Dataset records
○ ○ ○ ○ ○ ○ ○

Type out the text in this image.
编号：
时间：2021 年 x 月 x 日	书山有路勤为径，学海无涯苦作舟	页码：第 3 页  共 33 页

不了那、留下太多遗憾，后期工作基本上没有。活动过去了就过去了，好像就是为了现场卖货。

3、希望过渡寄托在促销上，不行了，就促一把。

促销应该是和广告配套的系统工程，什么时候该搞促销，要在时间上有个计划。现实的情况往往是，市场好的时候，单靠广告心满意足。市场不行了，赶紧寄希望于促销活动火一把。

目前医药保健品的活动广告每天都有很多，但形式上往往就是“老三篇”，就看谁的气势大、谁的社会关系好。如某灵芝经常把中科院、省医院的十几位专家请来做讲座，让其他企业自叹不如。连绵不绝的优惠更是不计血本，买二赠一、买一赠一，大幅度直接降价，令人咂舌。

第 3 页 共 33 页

○ ○ ○ ○ ○ ○ ○

§ **GIVEN INSTRUCTION**: Copy out each record, keeping every word as it is.

§ **EXERCISE RESPONSE**:
Type out the text in this image.
编号：
时间：2021 年 x 月 x 日	书山有路勤为径，学海无涯苦作舟	页码：第 3 页  共 33 页

不了那、留下太多遗憾，后期工作基本上没有。活动过去了就过去了，好像就是为了现场卖货。

3、希望过渡寄托在促销上，不行了，就促一把。

促销应该是和广告配套的系统工程，什么时候该搞促销，要在时间上有个计划。现实的情况往往是，市场好的时候，单靠广告心满意足。市场不行了，赶紧寄希望于促销活动火一把。

目前医药保健品的活动广告每天都有很多，但形式上往往就是“老三篇”，就看谁的气势大、谁的社会关系好。如某灵芝经常把中科院、省医院的十几位专家请来做讲座，让其他企业自叹不如。连绵不绝的优惠更是不计血本，买二赠一、买一赠一，大幅度直接降价，令人咂舌。

第 3 页 共 33 页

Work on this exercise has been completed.